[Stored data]
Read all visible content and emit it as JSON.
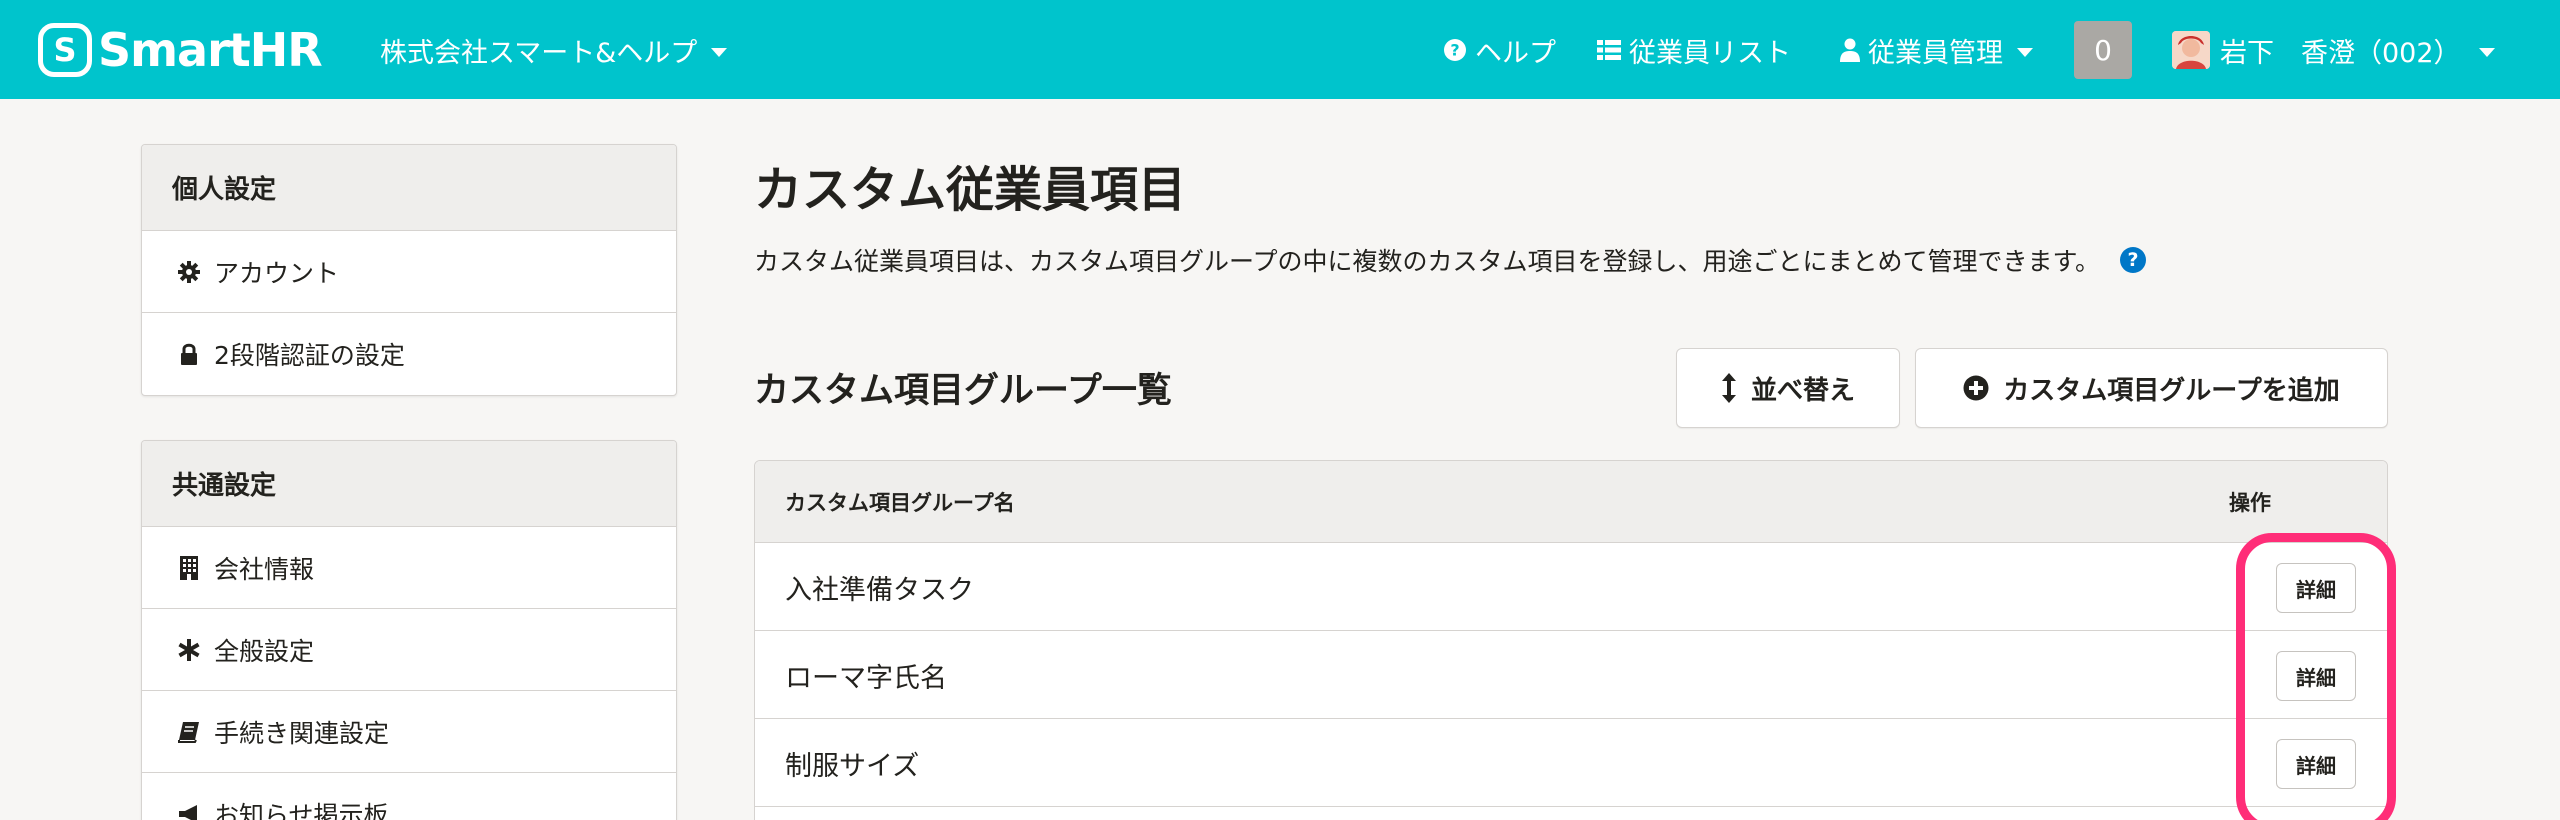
{
  "header": {
    "logo_text": "SmartHR",
    "company_name": "株式会社スマート&ヘルプ",
    "nav": {
      "help": "ヘルプ",
      "employee_list": "従業員リスト",
      "employee_management": "従業員管理"
    },
    "notification_count": "0",
    "user_name": "岩下　香澄（002）"
  },
  "sidebar": {
    "personal": {
      "title": "個人設定",
      "items": [
        {
          "label": "アカウント",
          "icon": "gear-icon"
        },
        {
          "label": "2段階認証の設定",
          "icon": "lock-icon"
        }
      ]
    },
    "common": {
      "title": "共通設定",
      "items": [
        {
          "label": "会社情報",
          "icon": "building-icon"
        },
        {
          "label": "全般設定",
          "icon": "asterisk-icon"
        },
        {
          "label": "手続き関連設定",
          "icon": "book-icon"
        },
        {
          "label": "お知らせ掲示板",
          "icon": "megaphone-icon"
        }
      ]
    }
  },
  "main": {
    "title": "カスタム従業員項目",
    "description": "カスタム従業員項目は、カスタム項目グループの中に複数のカスタム項目を登録し、用途ごとにまとめて管理できます。",
    "section_title": "カスタム項目グループ一覧",
    "sort_button": "並べ替え",
    "add_button": "カスタム項目グループを追加",
    "table": {
      "headers": {
        "name": "カスタム項目グループ名",
        "operations": "操作"
      },
      "rows": [
        {
          "name": "入社準備タスク",
          "action": "詳細"
        },
        {
          "name": "ローマ字氏名",
          "action": "詳細"
        },
        {
          "name": "制服サイズ",
          "action": "詳細"
        }
      ]
    }
  },
  "colors": {
    "header_bg": "#00c4cc",
    "highlight": "#ff2d78",
    "help_icon": "#0077c7"
  }
}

_Your task_
Go through the material and select each line with the string "label" in it.

_Response to this exercise_
          "label": "アカウント",
          "label": "2段階認証の設定",
          "label": "会社情報",
          "label": "全般設定",
          "label": "手続き関連設定",
          "label": "お知らせ掲示板",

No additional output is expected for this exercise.